◆ What you need to do
Go through the material below and copy all lines with "ОТЕЦ".
Task input start
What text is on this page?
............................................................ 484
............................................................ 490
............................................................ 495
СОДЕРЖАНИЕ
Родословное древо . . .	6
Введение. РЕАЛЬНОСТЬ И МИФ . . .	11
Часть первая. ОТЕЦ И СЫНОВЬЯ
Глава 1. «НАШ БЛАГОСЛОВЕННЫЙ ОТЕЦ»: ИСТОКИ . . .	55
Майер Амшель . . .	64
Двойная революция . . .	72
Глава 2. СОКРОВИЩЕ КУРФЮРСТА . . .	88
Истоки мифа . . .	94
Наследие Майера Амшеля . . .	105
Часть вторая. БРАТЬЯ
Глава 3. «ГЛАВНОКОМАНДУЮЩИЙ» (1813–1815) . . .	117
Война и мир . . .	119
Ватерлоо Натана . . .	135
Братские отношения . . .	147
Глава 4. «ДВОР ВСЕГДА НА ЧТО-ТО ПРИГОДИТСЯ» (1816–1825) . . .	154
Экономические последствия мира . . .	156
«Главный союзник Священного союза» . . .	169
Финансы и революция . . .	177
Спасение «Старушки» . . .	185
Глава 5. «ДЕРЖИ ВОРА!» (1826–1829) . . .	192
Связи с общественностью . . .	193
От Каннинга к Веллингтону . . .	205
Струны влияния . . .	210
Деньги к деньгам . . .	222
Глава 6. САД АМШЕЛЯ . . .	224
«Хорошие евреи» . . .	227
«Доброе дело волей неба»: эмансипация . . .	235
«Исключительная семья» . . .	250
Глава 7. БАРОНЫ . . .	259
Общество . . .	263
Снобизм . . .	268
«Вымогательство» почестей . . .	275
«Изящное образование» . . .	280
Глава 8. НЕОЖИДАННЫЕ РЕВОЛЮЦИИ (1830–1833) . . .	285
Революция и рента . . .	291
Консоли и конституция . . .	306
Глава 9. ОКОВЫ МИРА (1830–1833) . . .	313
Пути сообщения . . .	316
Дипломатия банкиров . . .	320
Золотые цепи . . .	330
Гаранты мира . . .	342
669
Task input end
◆ Answer for the task
Часть первая. ОТЕЦ И СЫНОВЬЯ
Глава 1. «НАШ БЛАГОСЛОВЕННЫЙ ОТЕЦ»: ИСТОКИ . . .	55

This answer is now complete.